__YOUR OBJECTIVE__
Pull out from the material below all lines with "gratis".

Dataset records
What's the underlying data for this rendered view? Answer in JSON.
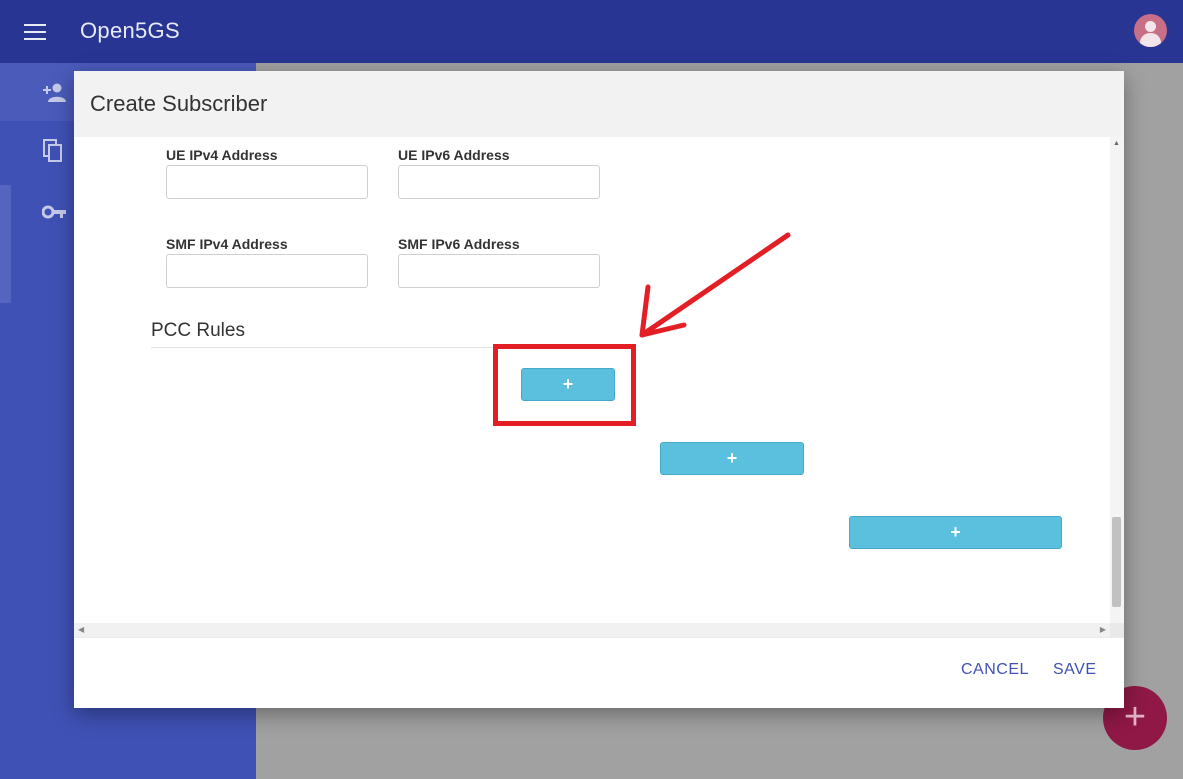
{
  "app": {
    "title": "Open5GS"
  },
  "icons": {
    "menu": "menu-icon",
    "avatar": "account-circle-icon",
    "subscriber": "person-add-icon",
    "profile": "copy-icon",
    "account": "key-icon",
    "fab": "add-icon"
  },
  "sidebar": {
    "items": [
      {
        "icon": "person-add-icon",
        "glyph": "➕"
      },
      {
        "icon": "copy-icon",
        "glyph": "❐"
      },
      {
        "icon": "key-icon",
        "glyph": "⚿"
      }
    ]
  },
  "dialog": {
    "title": "Create Subscriber",
    "fields": {
      "ue_ipv4_label": "UE IPv4 Address",
      "ue_ipv4_value": "",
      "ue_ipv6_label": "UE IPv6 Address",
      "ue_ipv6_value": "",
      "smf_ipv4_label": "SMF IPv4 Address",
      "smf_ipv4_value": "",
      "smf_ipv6_label": "SMF IPv6 Address",
      "smf_ipv6_value": ""
    },
    "pcc": {
      "section_title": "PCC Rules",
      "add_label": "+"
    },
    "actions": {
      "cancel": "CANCEL",
      "save": "SAVE"
    }
  },
  "fab": {
    "label": "+"
  },
  "annotation": {
    "color": "#e31e24"
  },
  "colors": {
    "appbar": "#283593",
    "sidebar": "#3f51b5",
    "add_button": "#5bc0de",
    "accent": "#3f51b5",
    "fab": "#8f1847"
  }
}
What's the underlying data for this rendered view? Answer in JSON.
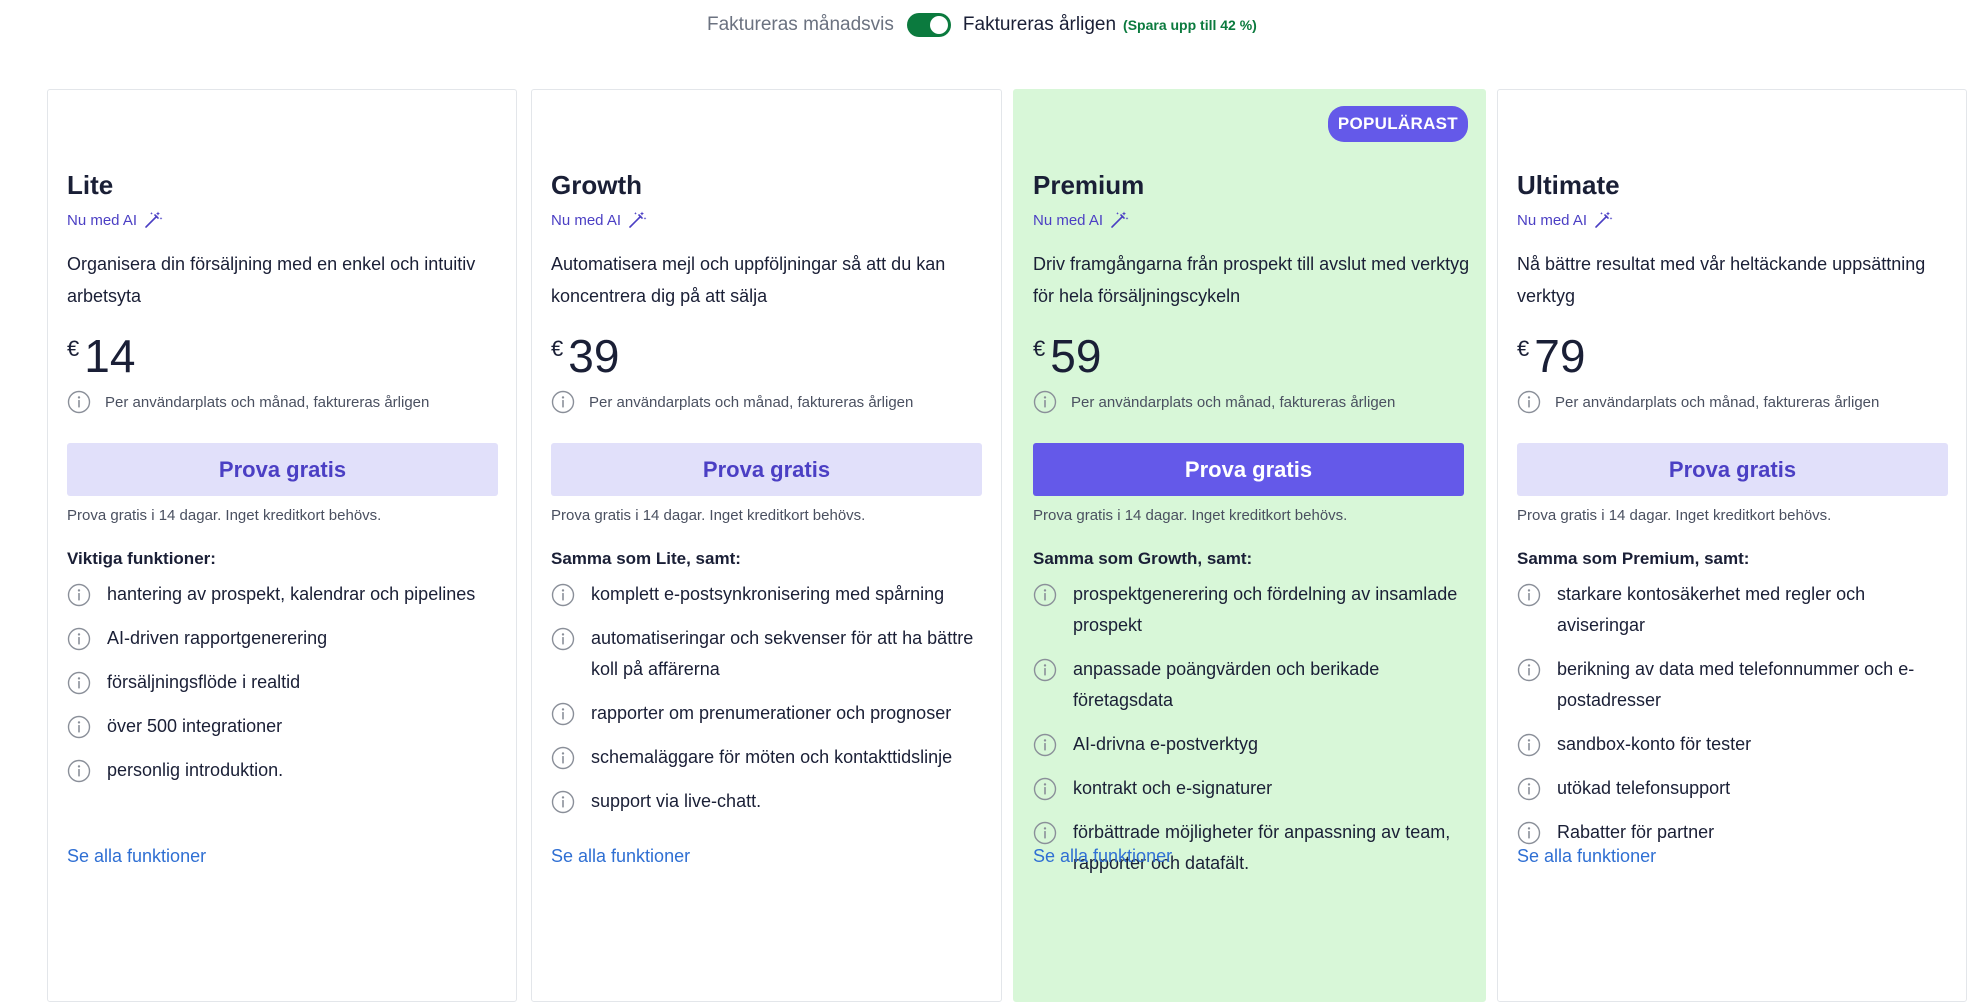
{
  "billing": {
    "monthly_label": "Faktureras månadsvis",
    "yearly_label": "Faktureras årligen",
    "save_note": "(Spara upp till 42 %)",
    "selected": "yearly",
    "accent": "#0b7a3e"
  },
  "common": {
    "ai_label": "Nu med AI",
    "currency": "€",
    "per_note": "Per användarplats och månad, faktureras årligen",
    "cta_label": "Prova gratis",
    "trial_note": "Prova gratis i 14 dagar. Inget kreditkort behövs.",
    "see_all": "Se alla funktioner"
  },
  "plans": [
    {
      "name": "Lite",
      "description": "Organisera din försäljning med en enkel och intuitiv arbetsyta",
      "price": "14",
      "features_heading": "Viktiga funktioner:",
      "features": [
        "hantering av prospekt, kalendrar och pipelines",
        "AI-driven rapportgenerering",
        "försäljningsflöde i realtid",
        "över 500 integrationer",
        "personlig introduktion."
      ]
    },
    {
      "name": "Growth",
      "description": "Automatisera mejl och uppföljningar så att du kan koncentrera dig på att sälja",
      "price": "39",
      "features_heading": "Samma som Lite, samt:",
      "features": [
        "komplett e-postsynkronisering med spårning",
        "automatiseringar och sekvenser för att ha bättre koll på affärerna",
        "rapporter om prenumerationer och prognoser",
        "schemaläggare för möten och kontakttidslinje",
        "support via live-chatt."
      ]
    },
    {
      "name": "Premium",
      "badge": "POPULÄRAST",
      "description": "Driv framgångarna från prospekt till avslut med verktyg för hela försäljningscykeln",
      "price": "59",
      "features_heading": "Samma som Growth, samt:",
      "features": [
        "prospektgenerering och fördelning av insamlade prospekt",
        "anpassade poängvärden och berikade företagsdata",
        "AI-drivna e-postverktyg",
        "kontrakt och e-signaturer",
        "förbättrade möjligheter för anpassning av team, rapporter och datafält."
      ]
    },
    {
      "name": "Ultimate",
      "description": "Nå bättre resultat med vår heltäckande uppsättning verktyg",
      "price": "79",
      "features_heading": "Samma som Premium, samt:",
      "features": [
        "starkare kontosäkerhet med regler och aviseringar",
        "berikning av data med telefonnummer och e-postadresser",
        "sandbox-konto för tester",
        "utökad telefonsupport",
        "Rabatter för partner"
      ]
    }
  ],
  "colors": {
    "brand": "#6459e9",
    "cta_light": "#e1e0fa",
    "featured_bg": "#d8f7d8",
    "link": "#2f6fd3"
  },
  "icons": {
    "info": "info-circle-icon",
    "ai": "magic-wand-icon",
    "toggle": "toggle-switch"
  }
}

__OUTPUT FOR THIS TASK__
    "cta_label": "Prova gratis",
    "trial_note": "Prova gratis i 14 dagar. Inget kreditkort behövs.",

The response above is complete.